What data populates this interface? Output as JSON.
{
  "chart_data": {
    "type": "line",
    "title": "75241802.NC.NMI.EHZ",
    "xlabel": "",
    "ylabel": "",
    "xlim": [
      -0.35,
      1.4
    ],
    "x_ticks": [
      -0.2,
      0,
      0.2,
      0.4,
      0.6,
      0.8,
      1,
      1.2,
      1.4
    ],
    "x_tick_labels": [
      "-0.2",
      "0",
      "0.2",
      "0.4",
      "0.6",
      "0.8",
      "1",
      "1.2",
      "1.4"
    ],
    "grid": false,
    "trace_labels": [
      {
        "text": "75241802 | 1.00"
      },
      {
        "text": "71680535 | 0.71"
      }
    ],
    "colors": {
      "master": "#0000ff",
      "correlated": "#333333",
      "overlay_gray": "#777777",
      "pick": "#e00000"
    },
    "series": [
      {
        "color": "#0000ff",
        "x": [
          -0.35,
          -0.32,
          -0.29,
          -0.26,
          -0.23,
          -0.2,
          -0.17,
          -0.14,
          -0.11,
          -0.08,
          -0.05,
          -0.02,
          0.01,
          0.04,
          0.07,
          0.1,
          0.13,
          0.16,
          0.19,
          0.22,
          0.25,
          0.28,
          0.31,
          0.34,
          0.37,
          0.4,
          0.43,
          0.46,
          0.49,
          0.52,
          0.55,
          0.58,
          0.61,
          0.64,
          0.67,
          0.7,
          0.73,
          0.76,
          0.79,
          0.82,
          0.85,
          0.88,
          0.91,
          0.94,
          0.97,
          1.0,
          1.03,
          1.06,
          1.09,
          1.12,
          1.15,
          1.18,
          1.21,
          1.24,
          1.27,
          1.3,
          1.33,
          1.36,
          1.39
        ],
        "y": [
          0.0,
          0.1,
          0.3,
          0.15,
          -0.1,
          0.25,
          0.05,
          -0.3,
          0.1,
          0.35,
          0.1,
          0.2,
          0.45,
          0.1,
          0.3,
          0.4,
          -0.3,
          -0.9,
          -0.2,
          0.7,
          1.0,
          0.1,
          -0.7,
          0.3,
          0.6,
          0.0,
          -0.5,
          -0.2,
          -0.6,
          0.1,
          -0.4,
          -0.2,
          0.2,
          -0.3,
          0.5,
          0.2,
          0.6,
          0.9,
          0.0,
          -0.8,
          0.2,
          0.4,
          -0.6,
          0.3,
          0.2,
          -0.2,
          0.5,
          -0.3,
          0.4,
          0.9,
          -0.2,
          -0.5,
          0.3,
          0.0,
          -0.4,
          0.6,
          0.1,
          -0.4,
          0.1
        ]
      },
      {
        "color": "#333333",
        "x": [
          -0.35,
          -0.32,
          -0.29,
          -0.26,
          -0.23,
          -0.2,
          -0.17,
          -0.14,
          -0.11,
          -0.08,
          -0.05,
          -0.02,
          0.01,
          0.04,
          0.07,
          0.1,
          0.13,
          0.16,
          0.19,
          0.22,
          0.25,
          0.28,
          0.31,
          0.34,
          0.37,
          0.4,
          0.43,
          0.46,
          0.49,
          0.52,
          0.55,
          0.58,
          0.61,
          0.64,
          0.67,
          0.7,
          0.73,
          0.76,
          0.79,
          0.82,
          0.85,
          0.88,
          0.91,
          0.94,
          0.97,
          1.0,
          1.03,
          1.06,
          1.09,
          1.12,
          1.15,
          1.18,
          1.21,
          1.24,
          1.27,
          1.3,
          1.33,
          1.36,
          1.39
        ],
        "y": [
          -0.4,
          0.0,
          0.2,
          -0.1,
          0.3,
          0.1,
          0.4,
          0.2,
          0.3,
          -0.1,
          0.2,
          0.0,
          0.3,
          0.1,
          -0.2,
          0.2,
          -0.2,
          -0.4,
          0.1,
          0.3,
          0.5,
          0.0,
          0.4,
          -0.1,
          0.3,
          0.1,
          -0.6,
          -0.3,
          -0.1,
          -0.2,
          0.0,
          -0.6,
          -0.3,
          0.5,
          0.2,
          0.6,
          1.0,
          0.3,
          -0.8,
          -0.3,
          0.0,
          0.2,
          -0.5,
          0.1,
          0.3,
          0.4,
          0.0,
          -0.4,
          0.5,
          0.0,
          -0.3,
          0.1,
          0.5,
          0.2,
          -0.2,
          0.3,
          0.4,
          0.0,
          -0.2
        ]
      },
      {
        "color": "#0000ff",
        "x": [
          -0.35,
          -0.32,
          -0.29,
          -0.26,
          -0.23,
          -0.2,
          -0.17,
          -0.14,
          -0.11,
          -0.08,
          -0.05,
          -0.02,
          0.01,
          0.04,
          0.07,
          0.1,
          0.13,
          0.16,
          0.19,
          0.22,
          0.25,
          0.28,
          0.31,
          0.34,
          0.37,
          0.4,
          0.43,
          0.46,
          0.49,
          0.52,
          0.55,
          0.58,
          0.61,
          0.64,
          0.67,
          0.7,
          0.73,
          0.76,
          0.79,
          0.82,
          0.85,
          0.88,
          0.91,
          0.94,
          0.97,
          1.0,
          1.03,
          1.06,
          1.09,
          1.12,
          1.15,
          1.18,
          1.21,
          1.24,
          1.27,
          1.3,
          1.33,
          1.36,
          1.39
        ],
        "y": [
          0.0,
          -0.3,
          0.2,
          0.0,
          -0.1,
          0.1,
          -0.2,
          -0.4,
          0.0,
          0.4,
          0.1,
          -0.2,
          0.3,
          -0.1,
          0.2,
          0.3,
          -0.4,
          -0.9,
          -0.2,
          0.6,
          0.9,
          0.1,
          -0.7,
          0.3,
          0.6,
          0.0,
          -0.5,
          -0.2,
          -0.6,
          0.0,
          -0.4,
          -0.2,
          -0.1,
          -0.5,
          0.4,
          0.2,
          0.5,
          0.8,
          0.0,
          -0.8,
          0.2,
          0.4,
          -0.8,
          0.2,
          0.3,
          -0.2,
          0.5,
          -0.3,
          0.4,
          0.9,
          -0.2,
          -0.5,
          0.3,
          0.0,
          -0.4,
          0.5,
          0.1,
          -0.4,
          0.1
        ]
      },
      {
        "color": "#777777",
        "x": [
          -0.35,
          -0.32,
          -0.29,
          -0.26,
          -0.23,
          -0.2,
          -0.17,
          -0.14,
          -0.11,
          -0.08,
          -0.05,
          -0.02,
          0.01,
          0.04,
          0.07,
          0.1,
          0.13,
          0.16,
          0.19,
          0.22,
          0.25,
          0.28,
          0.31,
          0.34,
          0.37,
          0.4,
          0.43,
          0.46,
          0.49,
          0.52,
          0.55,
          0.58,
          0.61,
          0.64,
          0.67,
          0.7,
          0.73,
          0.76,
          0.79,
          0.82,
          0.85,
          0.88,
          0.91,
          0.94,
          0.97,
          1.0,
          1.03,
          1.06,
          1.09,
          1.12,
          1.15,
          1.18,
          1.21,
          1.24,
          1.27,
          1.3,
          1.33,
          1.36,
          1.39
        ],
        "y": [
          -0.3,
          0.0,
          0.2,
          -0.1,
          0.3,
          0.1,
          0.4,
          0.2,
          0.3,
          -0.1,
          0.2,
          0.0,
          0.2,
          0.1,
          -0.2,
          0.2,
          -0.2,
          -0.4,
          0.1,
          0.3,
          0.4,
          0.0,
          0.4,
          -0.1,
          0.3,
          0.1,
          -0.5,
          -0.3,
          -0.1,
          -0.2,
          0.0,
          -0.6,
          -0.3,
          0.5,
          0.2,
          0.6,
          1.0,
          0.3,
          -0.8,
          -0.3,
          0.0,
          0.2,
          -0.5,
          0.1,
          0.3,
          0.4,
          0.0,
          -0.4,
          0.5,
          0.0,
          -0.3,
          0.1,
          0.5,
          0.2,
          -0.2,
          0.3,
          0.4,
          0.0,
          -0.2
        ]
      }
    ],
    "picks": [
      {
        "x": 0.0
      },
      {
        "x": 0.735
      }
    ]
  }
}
^^^^^^^^^^^^^^^^
▶ WHAT TO PRODUCE
From the listing above, copy every line that includes the word "text".

▶ WRITTEN SOLUTION
        "text": "75241802 | 1.00"
        "text": "71680535 | 0.71"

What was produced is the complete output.